#### EXTRACTED MATERIAL:
-.-.-
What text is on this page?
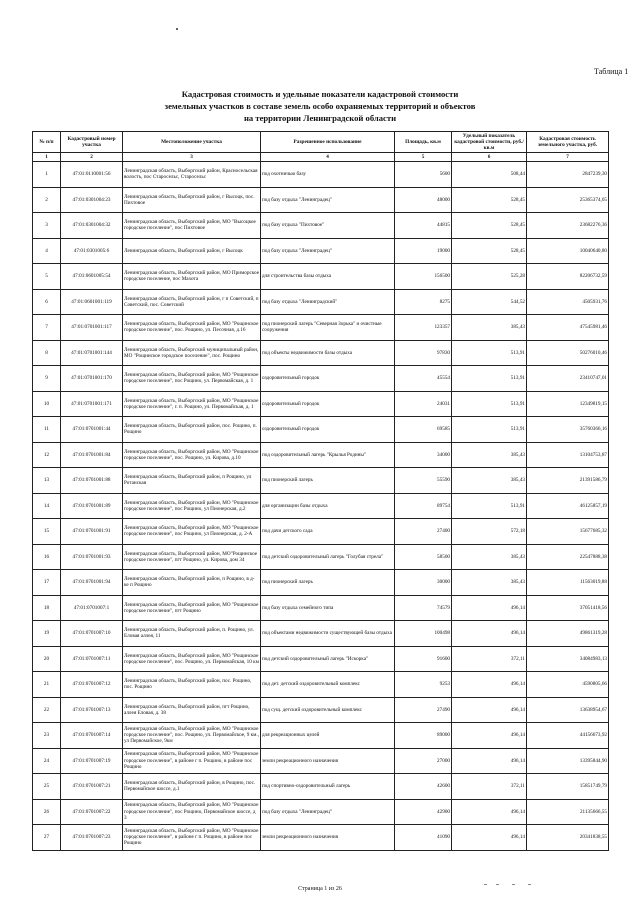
Таблица 1
Кадастровая стоимость и удельные показатели кадастровой стоимости
земельных участков в составе земель особо охраняемых территорий и объектов
на территории Ленинградской области
№ п/п	Кадастровый номер участка	Местоположение участка	Разрешенное использование	Площадь, кв.м	Удельный показатель кадастровой стоимости, руб./кв.м	Кадастровая стоимость земельного участка, руб.
1	2	3	4	5	6	7
1	47:01:0110001:56	Ленинградская область, Выборгский район, Красносельская волость, пос Старосельс, Старосельс	под охотничью базу	5600	508,44	2847239,30
2	47:01:0301004:23	Ленинградская область, Выборгский район, г Высоцк, пос. Пихтовое	под базу отдыха "Ленинградец"	48000	528,45	25365374,65
3	47:01:0301004:32	Ленинградская область, Выборгский район, МО "Высоцкое городское поселение", пос Пихтовое	под базу отдыха "Пихтовое"	44815	528,45	23682276,36
4	47:01:0301005:6	Ленинградская область, Выборгский район, г Высоцк	под базу отдыха "Ленинградец"	19000	528,45	10040640,80
5	47:01:0601005:54	Ленинградская область, Выборгский район, МО Приморское городское поселение, пос Махота	для строительства базы отдыха	156500	525,28	82206732,59
6	47:01:0601001:119	Ленинградская область, Выборгский район, г п Советский, п Советский, пос. Советский	под базу отдыха "Ленинградский"	8275	544,52	4505931,76
7	47:01:0701001:117	Ленинградская область, Выборгский район, МО "Рощинское городское поселение", пос. Рощино, ул. Песочная, д.16	под пионерский лагерь "Северная Зорька" и очистные сооружения	123357	385,43	47545981,46
8	47:01:0701001:144	Ленинградская область, Выборгский муниципальный район, МО "Рощинское городское поселение", пос. Рощино	под объекты недвижимости базы отдыха	97830	513,91	50276010,46
9	47:01:0701001:170	Ленинградская область, Выборгский район, МО "Рощинское городское поселение", пос Рощино, ул. Первомайская, д. 1	оздоровительный городок	45554	513,91	23410747,01
10	47:01:0701001:171	Ленинградская область, Выборгский район, МО "Рощинское городское поселение", г. п. Рощино, ул. Первомайская, д. 1	оздоровительный городок	24031	513,91	12349819,15
11	47:01:0701001:44	Ленинградская область, Выборгский район, пос. Рощино, п. Рощино	оздоровительный городок	69585	513,91	35760366,16
12	47:01:0701001:84	Ленинградская область, Выборгский район, МО "Рощинское городское поселение", пос. Рощино, ул. Кирова, д.10	под оздоровительный лагерь "Крылья Родины"	34000	385,43	13104753,87
13	47:01:0701001:88	Ленинградская область, Выборгский район, п Рощино, ул Ротанская	под пионерский лагерь	55590	385,43	21391586,79
14	47:01:0701001:89	Ленинградская область, Выборгский район, МО "Рощинское городское поселение", пос Рощино, ул Пионерская, д.2	для организации базы отдыха	89754	513,91	46125857,19
15	47:01:0701001:91	Ленинградская область, Выборгский район, МО "Рощинское городское поселение", пос Рощино, ул Пионерская, д. 2-А	под дачи детского сада	27400	572,18	15677685,32
16	47:01:0701001:93	Ленинградская область, Выборгский район, МО"Рощинское городское поселение", пгт Рощино, ул. Кирова, дом 34	под детский оздоровительный лагерь "Голубая стрела"	58500	385,43	22547888,38
17	47:01:0701001:94	Ленинградская область, Выборгский район, п Рощино, в д-ке п Рощино	под пионерский лагерь	30000	385,43	11563019,88
18	47:01:0701007:1	Ленинградская область, Выборгский район, МО "Рощинское городское поселение", пгт Рощино	под базу отдыха семейного типа	74579	496,14	37051418,56
19	47:01:0701007:10	Ленинградская область, Выборгский район, п. Рощино, ул. Еловая аллея, 11	под объектами недвижимости существующей базы отдыха	100498	496,14	49861319,28
20	47:01:0701007:11	Ленинградская область, Выборгский район, МО "Рощинское городское поселение", пос. Рощино, ул. Первомайская, 10 км	под детский оздоровительный лагерь "Искорка"	91600	372,11	34084983,13
21	47:01:0701007:12	Ленинградская область, Выборгский район, пос. Рощино, пос. Рощино	под дет. детский оздоровительный комплекс	9253	496,14	4590805,66
22	47:01:0701007:13	Ленинградская область, Выборгский район, пгт Рощино, аллея Еловая, д. 38	под сущ. детский оздоровительный комплекс	27490	496,14	13638954,67
23	47:01:0701007:14	Ленинградская область, Выборгский район, МО "Рощинское городское поселение", пос. Рощино, ул. Первомайское, 9 км., ул Первомайское, 9км	для рекреационных целей	89000	496,14	44156673,92
24	47:01:0701007:19	Ленинградская область, Выборгский район, МО "Рощинское городское поселение", в районе г п. Рощино, в районе пос Рощино	земли рекреационного назначения	27000	496,14	13395844,90
25	47:01:0701007:21	Ленинградская область, Выборгский район, в Рощино, пос. Первомайское шоссе, д.1	под спортивно-оздоровительный лагерь	42600	372,11	15851749,79
26	47:01:0701007:22	Ленинградская область, Выборгский район, МО "Рощинское городское поселение", пос Рощино, Первомайское шоссе, д 3	под базу отдыха "Ленинградец"	42900	496,14	21135666,55
27	47:01:0701007:23	Ленинградская область, Выборгский район, МО "Рощинское городское поселение", в районе г п. Рощино, в районе пос Рощино	земли рекреационного назначения	41090	496,14	20341838,55
Страница 1 из 26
-.-.-
#### WHAT YOU NEED TO DO:
Leaving the pictures aside, transcribe the entire listing exactly.

#### WRITTEN ANSWER:
What text is on this page?
Таблица 1
Кадастровая стоимость и удельные показатели кадастровой стоимости
земельных участков в составе земель особо охраняемых территорий и объектов
на территории Ленинградской области
№ п/п	Кадастровый номер участка	Местоположение участка	Разрешенное использование	Площадь, кв.м	Удельный показатель кадастровой стоимости, руб./кв.м	Кадастровая стоимость земельного участка, руб.
1	2	3	4	5	6	7
1	47:01:0110001:56	Ленинградская область, Выборгский район, Красносельская волость, пос Старосельс, Старосельс	под охотничью базу	5600	508,44	2847239,30
2	47:01:0301004:23	Ленинградская область, Выборгский район, г Высоцк, пос. Пихтовое	под базу отдыха "Ленинградец"	48000	528,45	25365374,65
3	47:01:0301004:32	Ленинградская область, Выборгский район, МО "Высоцкое городское поселение", пос Пихтовое	под базу отдыха "Пихтовое"	44815	528,45	23682276,36
4	47:01:0301005:6	Ленинградская область, Выборгский район, г Высоцк	под базу отдыха "Ленинградец"	19000	528,45	10040640,80
5	47:01:0601005:54	Ленинградская область, Выборгский район, МО Приморское городское поселение, пос Махота	для строительства базы отдыха	156500	525,28	82206732,59
6	47:01:0601001:119	Ленинградская область, Выборгский район, г п Советский, п Советский, пос. Советский	под базу отдыха "Ленинградский"	8275	544,52	4505931,76
7	47:01:0701001:117	Ленинградская область, Выборгский район, МО "Рощинское городское поселение", пос. Рощино, ул. Песочная, д.16	под пионерский лагерь "Северная Зорька" и очистные сооружения	123357	385,43	47545981,46
8	47:01:0701001:144	Ленинградская область, Выборгский муниципальный район, МО "Рощинское городское поселение", пос. Рощино	под объекты недвижимости базы отдыха	97830	513,91	50276010,46
9	47:01:0701001:170	Ленинградская область, Выборгский район, МО "Рощинское городское поселение", пос Рощино, ул. Первомайская, д. 1	оздоровительный городок	45554	513,91	23410747,01
10	47:01:0701001:171	Ленинградская область, Выборгский район, МО "Рощинское городское поселение", г. п. Рощино, ул. Первомайская, д. 1	оздоровительный городок	24031	513,91	12349819,15
11	47:01:0701001:44	Ленинградская область, Выборгский район, пос. Рощино, п. Рощино	оздоровительный городок	69585	513,91	35760366,16
12	47:01:0701001:84	Ленинградская область, Выборгский район, МО "Рощинское городское поселение", пос. Рощино, ул. Кирова, д.10	под оздоровительный лагерь "Крылья Родины"	34000	385,43	13104753,87
13	47:01:0701001:88	Ленинградская область, Выборгский район, п Рощино, ул Ротанская	под пионерский лагерь	55590	385,43	21391586,79
14	47:01:0701001:89	Ленинградская область, Выборгский район, МО "Рощинское городское поселение", пос Рощино, ул Пионерская, д.2	для организации базы отдыха	89754	513,91	46125857,19
15	47:01:0701001:91	Ленинградская область, Выборгский район, МО "Рощинское городское поселение", пос Рощино, ул Пионерская, д. 2-А	под дачи детского сада	27400	572,18	15677685,32
16	47:01:0701001:93	Ленинградская область, Выборгский район, МО"Рощинское городское поселение", пгт Рощино, ул. Кирова, дом 34	под детский оздоровительный лагерь "Голубая стрела"	58500	385,43	22547888,38
17	47:01:0701001:94	Ленинградская область, Выборгский район, п Рощино, в д-ке п Рощино	под пионерский лагерь	30000	385,43	11563019,88
18	47:01:0701007:1	Ленинградская область, Выборгский район, МО "Рощинское городское поселение", пгт Рощино	под базу отдыха семейного типа	74579	496,14	37051418,56
19	47:01:0701007:10	Ленинградская область, Выборгский район, п. Рощино, ул. Еловая аллея, 11	под объектами недвижимости существующей базы отдыха	100498	496,14	49861319,28
20	47:01:0701007:11	Ленинградская область, Выборгский район, МО "Рощинское городское поселение", пос. Рощино, ул. Первомайская, 10 км	под детский оздоровительный лагерь "Искорка"	91600	372,11	34084983,13
21	47:01:0701007:12	Ленинградская область, Выборгский район, пос. Рощино, пос. Рощино	под дет. детский оздоровительный комплекс	9253	496,14	4590805,66
22	47:01:0701007:13	Ленинградская область, Выборгский район, пгт Рощино, аллея Еловая, д. 38	под сущ. детский оздоровительный комплекс	27490	496,14	13638954,67
23	47:01:0701007:14	Ленинградская область, Выборгский район, МО "Рощинское городское поселение", пос. Рощино, ул. Первомайское, 9 км., ул Первомайское, 9км	для рекреационных целей	89000	496,14	44156673,92
24	47:01:0701007:19	Ленинградская область, Выборгский район, МО "Рощинское городское поселение", в районе г п. Рощино, в районе пос Рощино	земли рекреационного назначения	27000	496,14	13395844,90
25	47:01:0701007:21	Ленинградская область, Выборгский район, в Рощино, пос. Первомайское шоссе, д.1	под спортивно-оздоровительный лагерь	42600	372,11	15851749,79
26	47:01:0701007:22	Ленинградская область, Выборгский район, МО "Рощинское городское поселение", пос Рощино, Первомайское шоссе, д 3	под базу отдыха "Ленинградец"	42900	496,14	21135666,55
27	47:01:0701007:23	Ленинградская область, Выборгский район, МО "Рощинское городское поселение", в районе г п. Рощино, в районе пос Рощино	земли рекреационного назначения	41090	496,14	20341838,55
Страница 1 из 26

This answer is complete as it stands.